* begin ENTRIES *
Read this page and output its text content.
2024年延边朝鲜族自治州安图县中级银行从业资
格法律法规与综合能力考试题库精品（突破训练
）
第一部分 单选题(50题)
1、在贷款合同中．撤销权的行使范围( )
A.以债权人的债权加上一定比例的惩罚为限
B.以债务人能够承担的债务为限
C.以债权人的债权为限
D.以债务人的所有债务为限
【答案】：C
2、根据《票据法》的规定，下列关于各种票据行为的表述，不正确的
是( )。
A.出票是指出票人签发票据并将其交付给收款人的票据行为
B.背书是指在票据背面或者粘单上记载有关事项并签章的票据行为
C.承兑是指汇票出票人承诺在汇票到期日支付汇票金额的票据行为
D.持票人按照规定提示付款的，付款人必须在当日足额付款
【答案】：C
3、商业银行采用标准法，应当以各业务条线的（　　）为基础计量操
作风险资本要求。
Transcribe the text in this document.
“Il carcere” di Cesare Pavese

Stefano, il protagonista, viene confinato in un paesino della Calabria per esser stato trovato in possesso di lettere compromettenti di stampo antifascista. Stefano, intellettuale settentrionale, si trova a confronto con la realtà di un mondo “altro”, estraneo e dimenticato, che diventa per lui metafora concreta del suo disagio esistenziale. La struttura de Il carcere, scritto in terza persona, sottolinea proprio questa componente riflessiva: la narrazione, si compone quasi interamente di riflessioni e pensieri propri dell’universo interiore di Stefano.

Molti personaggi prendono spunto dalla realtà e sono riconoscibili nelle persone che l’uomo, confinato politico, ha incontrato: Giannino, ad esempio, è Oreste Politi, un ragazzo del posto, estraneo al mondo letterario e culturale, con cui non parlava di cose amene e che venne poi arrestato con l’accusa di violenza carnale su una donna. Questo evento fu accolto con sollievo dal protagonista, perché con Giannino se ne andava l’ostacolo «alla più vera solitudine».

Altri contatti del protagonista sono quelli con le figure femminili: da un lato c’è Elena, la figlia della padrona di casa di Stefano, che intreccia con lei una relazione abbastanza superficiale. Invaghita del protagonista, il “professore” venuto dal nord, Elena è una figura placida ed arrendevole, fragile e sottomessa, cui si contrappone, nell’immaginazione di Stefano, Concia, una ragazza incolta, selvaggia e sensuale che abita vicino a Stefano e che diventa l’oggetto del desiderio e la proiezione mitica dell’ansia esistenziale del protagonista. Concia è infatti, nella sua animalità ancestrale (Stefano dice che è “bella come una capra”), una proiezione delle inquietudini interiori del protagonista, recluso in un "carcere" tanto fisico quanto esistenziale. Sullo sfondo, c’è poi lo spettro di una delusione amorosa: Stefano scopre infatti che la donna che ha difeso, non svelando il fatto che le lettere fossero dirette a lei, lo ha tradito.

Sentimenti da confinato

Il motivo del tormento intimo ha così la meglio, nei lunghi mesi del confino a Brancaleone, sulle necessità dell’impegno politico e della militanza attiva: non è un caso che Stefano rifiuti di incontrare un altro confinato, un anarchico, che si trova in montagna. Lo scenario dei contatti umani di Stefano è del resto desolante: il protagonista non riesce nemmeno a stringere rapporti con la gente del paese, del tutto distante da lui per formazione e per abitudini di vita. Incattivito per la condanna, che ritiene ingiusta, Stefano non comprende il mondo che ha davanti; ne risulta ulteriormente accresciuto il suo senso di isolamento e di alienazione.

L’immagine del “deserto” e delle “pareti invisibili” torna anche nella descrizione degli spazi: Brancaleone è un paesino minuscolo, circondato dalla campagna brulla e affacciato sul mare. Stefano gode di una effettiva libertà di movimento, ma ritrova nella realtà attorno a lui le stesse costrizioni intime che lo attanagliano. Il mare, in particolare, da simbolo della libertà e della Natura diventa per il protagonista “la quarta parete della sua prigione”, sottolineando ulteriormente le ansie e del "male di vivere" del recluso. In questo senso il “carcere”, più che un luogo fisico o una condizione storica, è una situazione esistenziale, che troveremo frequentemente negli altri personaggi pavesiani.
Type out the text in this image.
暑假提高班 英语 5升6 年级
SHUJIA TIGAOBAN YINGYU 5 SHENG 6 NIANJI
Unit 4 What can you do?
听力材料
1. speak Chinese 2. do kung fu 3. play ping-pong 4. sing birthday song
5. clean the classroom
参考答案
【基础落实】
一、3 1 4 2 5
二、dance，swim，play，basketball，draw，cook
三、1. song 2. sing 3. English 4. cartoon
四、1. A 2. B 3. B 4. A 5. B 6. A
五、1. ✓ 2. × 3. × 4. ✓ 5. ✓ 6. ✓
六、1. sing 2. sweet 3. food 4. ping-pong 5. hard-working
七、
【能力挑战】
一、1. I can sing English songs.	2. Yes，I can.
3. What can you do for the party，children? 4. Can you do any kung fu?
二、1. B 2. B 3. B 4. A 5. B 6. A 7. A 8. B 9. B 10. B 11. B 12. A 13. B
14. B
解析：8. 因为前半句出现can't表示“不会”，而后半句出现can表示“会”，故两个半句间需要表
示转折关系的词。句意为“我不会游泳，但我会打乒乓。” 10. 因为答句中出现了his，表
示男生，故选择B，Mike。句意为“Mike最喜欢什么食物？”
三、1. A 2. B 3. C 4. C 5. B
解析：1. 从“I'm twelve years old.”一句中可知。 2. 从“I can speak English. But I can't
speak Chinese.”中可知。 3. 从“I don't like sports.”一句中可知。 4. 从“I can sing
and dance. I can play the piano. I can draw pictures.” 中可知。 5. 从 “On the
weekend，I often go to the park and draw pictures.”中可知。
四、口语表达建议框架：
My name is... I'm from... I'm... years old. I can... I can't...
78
* end ENTRIES *
• EXERCISE BRIEF
Set down all of the entries exactly, please.

• FINISHED ANSWER
Read this page and output its text content.
2024年延边朝鲜族自治州安图县中级银行从业资
格法律法规与综合能力考试题库精品（突破训练
）
第一部分 单选题(50题)
1、在贷款合同中．撤销权的行使范围( )
A.以债权人的债权加上一定比例的惩罚为限
B.以债务人能够承担的债务为限
C.以债权人的债权为限
D.以债务人的所有债务为限
【答案】：C
2、根据《票据法》的规定，下列关于各种票据行为的表述，不正确的
是( )。
A.出票是指出票人签发票据并将其交付给收款人的票据行为
B.背书是指在票据背面或者粘单上记载有关事项并签章的票据行为
C.承兑是指汇票出票人承诺在汇票到期日支付汇票金额的票据行为
D.持票人按照规定提示付款的，付款人必须在当日足额付款
【答案】：C
3、商业银行采用标准法，应当以各业务条线的（　　）为基础计量操
作风险资本要求。
Transcribe the text in this document.
“Il carcere” di Cesare Pavese

Stefano, il protagonista, viene confinato in un paesino della Calabria per esser stato trovato in possesso di lettere compromettenti di stampo antifascista. Stefano, intellettuale settentrionale, si trova a confronto con la realtà di un mondo “altro”, estraneo e dimenticato, che diventa per lui metafora concreta del suo disagio esistenziale. La struttura de Il carcere, scritto in terza persona, sottolinea proprio questa componente riflessiva: la narrazione, si compone quasi interamente di riflessioni e pensieri propri dell’universo interiore di Stefano.

Molti personaggi prendono spunto dalla realtà e sono riconoscibili nelle persone che l’uomo, confinato politico, ha incontrato: Giannino, ad esempio, è Oreste Politi, un ragazzo del posto, estraneo al mondo letterario e culturale, con cui non parlava di cose amene e che venne poi arrestato con l’accusa di violenza carnale su una donna. Questo evento fu accolto con sollievo dal protagonista, perché con Giannino se ne andava l’ostacolo «alla più vera solitudine».

Altri contatti del protagonista sono quelli con le figure femminili: da un lato c’è Elena, la figlia della padrona di casa di Stefano, che intreccia con lei una relazione abbastanza superficiale. Invaghita del protagonista, il “professore” venuto dal nord, Elena è una figura placida ed arrendevole, fragile e sottomessa, cui si contrappone, nell’immaginazione di Stefano, Concia, una ragazza incolta, selvaggia e sensuale che abita vicino a Stefano e che diventa l’oggetto del desiderio e la proiezione mitica dell’ansia esistenziale del protagonista. Concia è infatti, nella sua animalità ancestrale (Stefano dice che è “bella come una capra”), una proiezione delle inquietudini interiori del protagonista, recluso in un "carcere" tanto fisico quanto esistenziale. Sullo sfondo, c’è poi lo spettro di una delusione amorosa: Stefano scopre infatti che la donna che ha difeso, non svelando il fatto che le lettere fossero dirette a lei, lo ha tradito.

Sentimenti da confinato

Il motivo del tormento intimo ha così la meglio, nei lunghi mesi del confino a Brancaleone, sulle necessità dell’impegno politico e della militanza attiva: non è un caso che Stefano rifiuti di incontrare un altro confinato, un anarchico, che si trova in montagna. Lo scenario dei contatti umani di Stefano è del resto desolante: il protagonista non riesce nemmeno a stringere rapporti con la gente del paese, del tutto distante da lui per formazione e per abitudini di vita. Incattivito per la condanna, che ritiene ingiusta, Stefano non comprende il mondo che ha davanti; ne risulta ulteriormente accresciuto il suo senso di isolamento e di alienazione.

L’immagine del “deserto” e delle “pareti invisibili” torna anche nella descrizione degli spazi: Brancaleone è un paesino minuscolo, circondato dalla campagna brulla e affacciato sul mare. Stefano gode di una effettiva libertà di movimento, ma ritrova nella realtà attorno a lui le stesse costrizioni intime che lo attanagliano. Il mare, in particolare, da simbolo della libertà e della Natura diventa per il protagonista “la quarta parete della sua prigione”, sottolineando ulteriormente le ansie e del "male di vivere" del recluso. In questo senso il “carcere”, più che un luogo fisico o una condizione storica, è una situazione esistenziale, che troveremo frequentemente negli altri personaggi pavesiani.
Type out the text in this image.
暑假提高班 英语 5升6 年级
SHUJIA TIGAOBAN YINGYU 5 SHENG 6 NIANJI
Unit 4 What can you do?
听力材料
1. speak Chinese 2. do kung fu 3. play ping-pong 4. sing birthday song
5. clean the classroom
参考答案
【基础落实】
一、3 1 4 2 5
二、dance，swim，play，basketball，draw，cook
三、1. song 2. sing 3. English 4. cartoon
四、1. A 2. B 3. B 4. A 5. B 6. A
五、1. ✓ 2. × 3. × 4. ✓ 5. ✓ 6. ✓
六、1. sing 2. sweet 3. food 4. ping-pong 5. hard-working
七、
【能力挑战】
一、1. I can sing English songs.	2. Yes，I can.
3. What can you do for the party，children? 4. Can you do any kung fu?
二、1. B 2. B 3. B 4. A 5. B 6. A 7. A 8. B 9. B 10. B 11. B 12. A 13. B
14. B
解析：8. 因为前半句出现can't表示“不会”，而后半句出现can表示“会”，故两个半句间需要表
示转折关系的词。句意为“我不会游泳，但我会打乒乓。” 10. 因为答句中出现了his，表
示男生，故选择B，Mike。句意为“Mike最喜欢什么食物？”
三、1. A 2. B 3. C 4. C 5. B
解析：1. 从“I'm twelve years old.”一句中可知。 2. 从“I can speak English. But I can't
speak Chinese.”中可知。 3. 从“I don't like sports.”一句中可知。 4. 从“I can sing
and dance. I can play the piano. I can draw pictures.” 中可知。 5. 从 “On the
weekend，I often go to the park and draw pictures.”中可知。
四、口语表达建议框架：
My name is... I'm from... I'm... years old. I can... I can't...
78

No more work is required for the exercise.